[Extracted records]
○ ○ ○
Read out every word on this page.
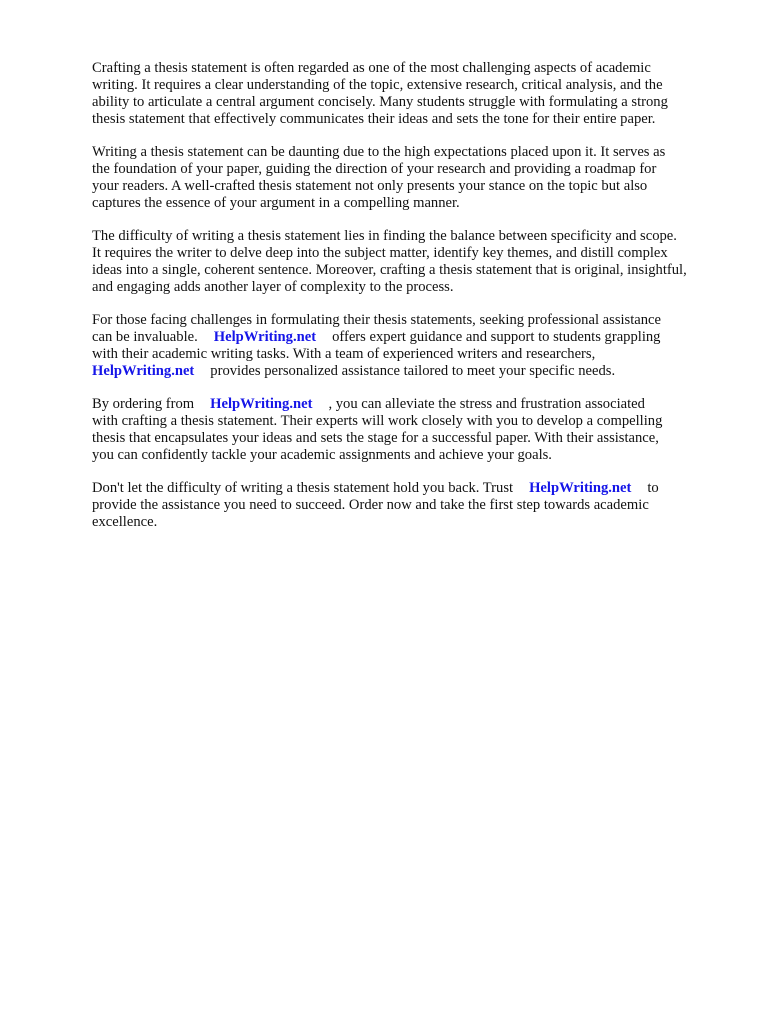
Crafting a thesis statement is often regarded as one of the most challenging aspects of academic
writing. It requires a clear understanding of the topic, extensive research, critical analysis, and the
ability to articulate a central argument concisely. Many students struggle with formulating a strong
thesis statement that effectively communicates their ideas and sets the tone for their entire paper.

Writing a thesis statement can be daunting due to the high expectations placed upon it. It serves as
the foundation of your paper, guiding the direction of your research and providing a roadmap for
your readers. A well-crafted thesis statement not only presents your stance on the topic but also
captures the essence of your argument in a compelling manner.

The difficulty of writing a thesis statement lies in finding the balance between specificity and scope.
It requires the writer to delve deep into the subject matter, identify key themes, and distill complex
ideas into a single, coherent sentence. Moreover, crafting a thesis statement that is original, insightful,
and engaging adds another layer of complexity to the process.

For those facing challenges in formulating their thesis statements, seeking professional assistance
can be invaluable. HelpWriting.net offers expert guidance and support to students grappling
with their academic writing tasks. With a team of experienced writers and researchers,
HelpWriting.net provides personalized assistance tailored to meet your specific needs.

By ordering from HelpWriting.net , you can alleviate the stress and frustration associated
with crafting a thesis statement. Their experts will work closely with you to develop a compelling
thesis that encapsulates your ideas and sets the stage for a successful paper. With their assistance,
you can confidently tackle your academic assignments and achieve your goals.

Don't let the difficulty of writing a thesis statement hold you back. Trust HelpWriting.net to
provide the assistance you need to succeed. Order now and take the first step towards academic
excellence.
○ ○ ○
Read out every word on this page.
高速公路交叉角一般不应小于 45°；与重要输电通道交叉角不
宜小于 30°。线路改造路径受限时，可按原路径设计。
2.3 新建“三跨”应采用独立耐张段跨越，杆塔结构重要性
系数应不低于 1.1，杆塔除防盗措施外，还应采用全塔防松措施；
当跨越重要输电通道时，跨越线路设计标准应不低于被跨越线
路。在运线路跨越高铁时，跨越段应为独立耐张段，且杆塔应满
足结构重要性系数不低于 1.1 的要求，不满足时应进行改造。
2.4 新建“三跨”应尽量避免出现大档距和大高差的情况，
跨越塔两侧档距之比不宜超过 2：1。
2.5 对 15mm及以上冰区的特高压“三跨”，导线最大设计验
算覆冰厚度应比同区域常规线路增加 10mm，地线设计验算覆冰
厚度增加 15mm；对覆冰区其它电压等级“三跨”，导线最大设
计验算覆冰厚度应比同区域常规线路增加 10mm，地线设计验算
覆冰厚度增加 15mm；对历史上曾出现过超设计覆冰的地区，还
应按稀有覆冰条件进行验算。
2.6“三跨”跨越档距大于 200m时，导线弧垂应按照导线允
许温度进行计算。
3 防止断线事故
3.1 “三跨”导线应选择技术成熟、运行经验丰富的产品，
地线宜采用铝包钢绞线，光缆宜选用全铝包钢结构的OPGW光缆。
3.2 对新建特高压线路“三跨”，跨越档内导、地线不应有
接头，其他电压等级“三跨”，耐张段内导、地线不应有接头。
○ ○ ○
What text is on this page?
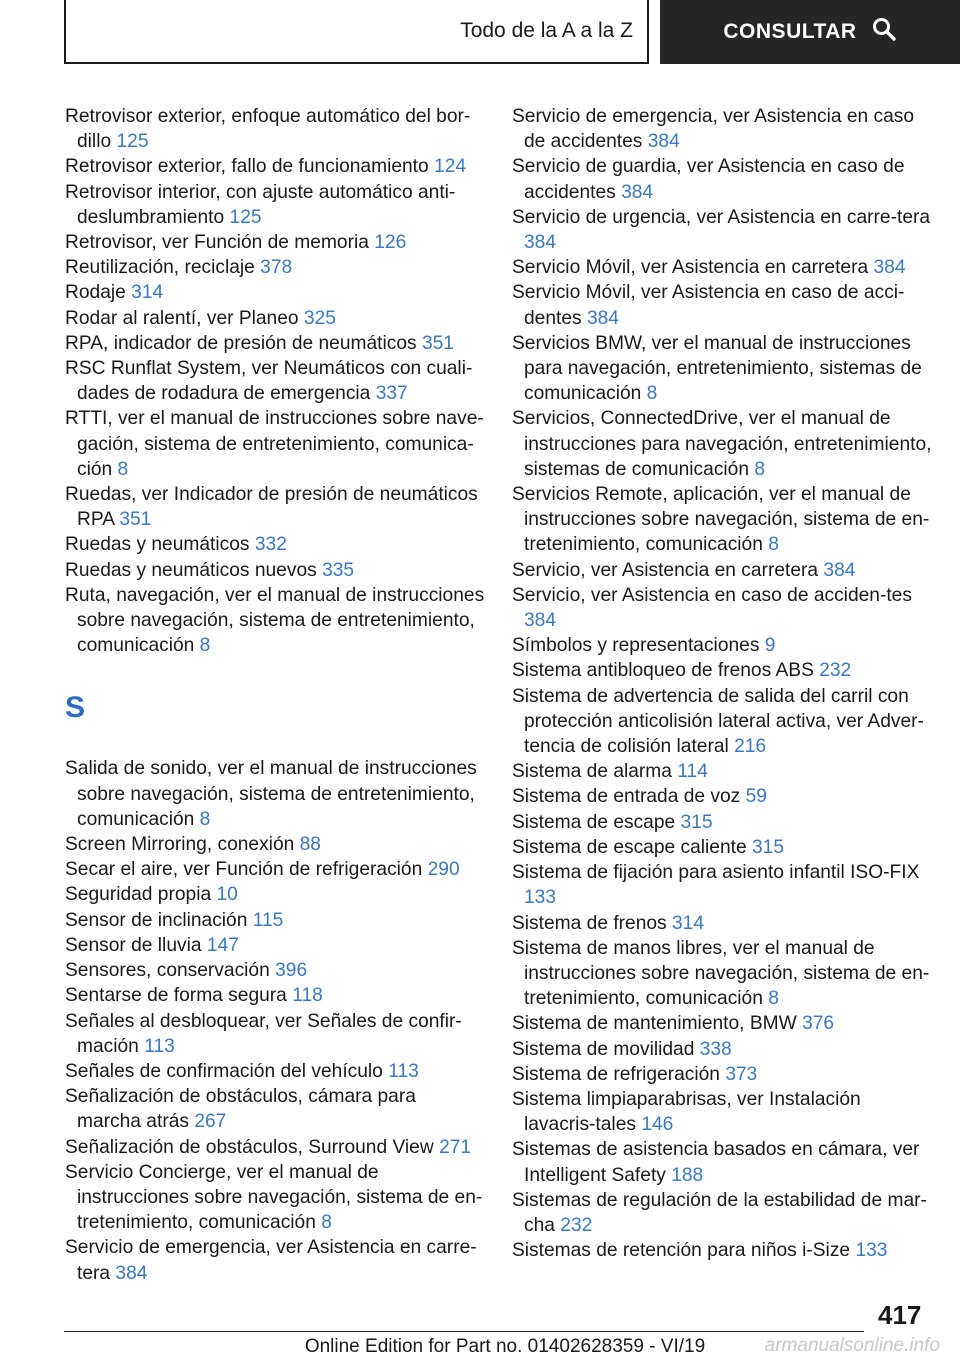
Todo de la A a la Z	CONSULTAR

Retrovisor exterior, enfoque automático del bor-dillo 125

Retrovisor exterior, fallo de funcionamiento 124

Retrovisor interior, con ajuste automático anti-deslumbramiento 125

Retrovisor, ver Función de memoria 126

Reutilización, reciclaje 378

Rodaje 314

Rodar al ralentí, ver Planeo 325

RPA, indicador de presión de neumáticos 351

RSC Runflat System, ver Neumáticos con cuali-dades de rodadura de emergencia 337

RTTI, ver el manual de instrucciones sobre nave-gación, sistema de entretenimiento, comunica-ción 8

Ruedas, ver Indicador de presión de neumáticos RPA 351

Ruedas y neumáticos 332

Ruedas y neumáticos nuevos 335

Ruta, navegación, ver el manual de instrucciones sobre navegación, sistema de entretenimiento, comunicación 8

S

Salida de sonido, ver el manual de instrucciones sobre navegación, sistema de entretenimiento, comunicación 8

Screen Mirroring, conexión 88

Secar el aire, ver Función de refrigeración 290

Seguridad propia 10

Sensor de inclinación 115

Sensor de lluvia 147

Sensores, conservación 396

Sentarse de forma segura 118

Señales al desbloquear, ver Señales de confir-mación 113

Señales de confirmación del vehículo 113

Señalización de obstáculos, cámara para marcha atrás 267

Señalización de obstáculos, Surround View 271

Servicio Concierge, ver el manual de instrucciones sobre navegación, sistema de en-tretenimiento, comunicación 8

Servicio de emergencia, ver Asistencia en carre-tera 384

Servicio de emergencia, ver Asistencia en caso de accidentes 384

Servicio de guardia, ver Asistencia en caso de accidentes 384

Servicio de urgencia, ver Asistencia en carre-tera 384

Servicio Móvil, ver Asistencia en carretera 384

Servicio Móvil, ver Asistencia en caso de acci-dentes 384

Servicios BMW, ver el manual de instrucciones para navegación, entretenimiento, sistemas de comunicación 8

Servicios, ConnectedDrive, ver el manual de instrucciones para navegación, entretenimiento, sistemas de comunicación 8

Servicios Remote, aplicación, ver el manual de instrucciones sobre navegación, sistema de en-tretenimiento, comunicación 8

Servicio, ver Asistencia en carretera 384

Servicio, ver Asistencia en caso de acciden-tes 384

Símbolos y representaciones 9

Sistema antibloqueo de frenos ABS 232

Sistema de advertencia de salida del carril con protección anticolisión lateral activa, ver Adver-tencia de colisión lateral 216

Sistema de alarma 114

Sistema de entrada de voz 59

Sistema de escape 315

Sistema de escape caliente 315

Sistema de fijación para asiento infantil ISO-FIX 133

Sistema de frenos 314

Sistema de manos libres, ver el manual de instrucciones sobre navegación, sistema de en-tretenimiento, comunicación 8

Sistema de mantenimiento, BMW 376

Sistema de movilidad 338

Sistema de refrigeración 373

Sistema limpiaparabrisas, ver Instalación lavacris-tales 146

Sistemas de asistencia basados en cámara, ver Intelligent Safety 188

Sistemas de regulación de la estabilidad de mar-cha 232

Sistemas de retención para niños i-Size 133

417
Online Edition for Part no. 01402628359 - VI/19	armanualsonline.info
○ ○ ○
# WHAT IS REQUIRED:
Locate all lines that include the word "refrigeración" and copy them out.

# SOLVED PROBLEM:
Secar el aire, ver Función de refrigeración 290
Sistema de refrigeración 373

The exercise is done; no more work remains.